WHAT THE TASK ASKS
An exact copy of every record is needed.

[Stored data]
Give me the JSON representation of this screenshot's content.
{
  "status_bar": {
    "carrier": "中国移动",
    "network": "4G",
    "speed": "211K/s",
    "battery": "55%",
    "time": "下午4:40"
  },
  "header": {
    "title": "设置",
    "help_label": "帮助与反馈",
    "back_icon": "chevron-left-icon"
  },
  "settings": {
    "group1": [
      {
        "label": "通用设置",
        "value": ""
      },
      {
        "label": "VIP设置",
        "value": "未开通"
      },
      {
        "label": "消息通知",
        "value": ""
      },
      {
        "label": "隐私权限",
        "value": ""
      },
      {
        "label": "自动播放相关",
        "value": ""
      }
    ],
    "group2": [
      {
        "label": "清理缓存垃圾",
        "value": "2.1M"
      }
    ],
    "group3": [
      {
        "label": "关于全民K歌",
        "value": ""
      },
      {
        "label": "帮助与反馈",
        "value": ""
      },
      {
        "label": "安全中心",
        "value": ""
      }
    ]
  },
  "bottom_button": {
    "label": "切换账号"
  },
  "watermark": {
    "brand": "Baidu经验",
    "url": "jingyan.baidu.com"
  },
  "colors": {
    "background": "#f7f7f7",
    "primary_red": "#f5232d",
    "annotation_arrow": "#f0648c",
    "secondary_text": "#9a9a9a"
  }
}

REPLY
Give me the JSON representation of this screenshot's content.
{
  "status_bar": {
    "carrier": "中国移动",
    "network": "4G",
    "speed": "211K/s",
    "battery": "55%",
    "time": "下午4:40"
  },
  "header": {
    "title": "设置",
    "help_label": "帮助与反馈",
    "back_icon": "chevron-left-icon"
  },
  "settings": {
    "group1": [
      {
        "label": "通用设置",
        "value": ""
      },
      {
        "label": "VIP设置",
        "value": "未开通"
      },
      {
        "label": "消息通知",
        "value": ""
      },
      {
        "label": "隐私权限",
        "value": ""
      },
      {
        "label": "自动播放相关",
        "value": ""
      }
    ],
    "group2": [
      {
        "label": "清理缓存垃圾",
        "value": "2.1M"
      }
    ],
    "group3": [
      {
        "label": "关于全民K歌",
        "value": ""
      },
      {
        "label": "帮助与反馈",
        "value": ""
      },
      {
        "label": "安全中心",
        "value": ""
      }
    ]
  },
  "bottom_button": {
    "label": "切换账号"
  },
  "watermark": {
    "brand": "Baidu经验",
    "url": "jingyan.baidu.com"
  },
  "colors": {
    "background": "#f7f7f7",
    "primary_red": "#f5232d",
    "annotation_arrow": "#f0648c",
    "secondary_text": "#9a9a9a"
  }
}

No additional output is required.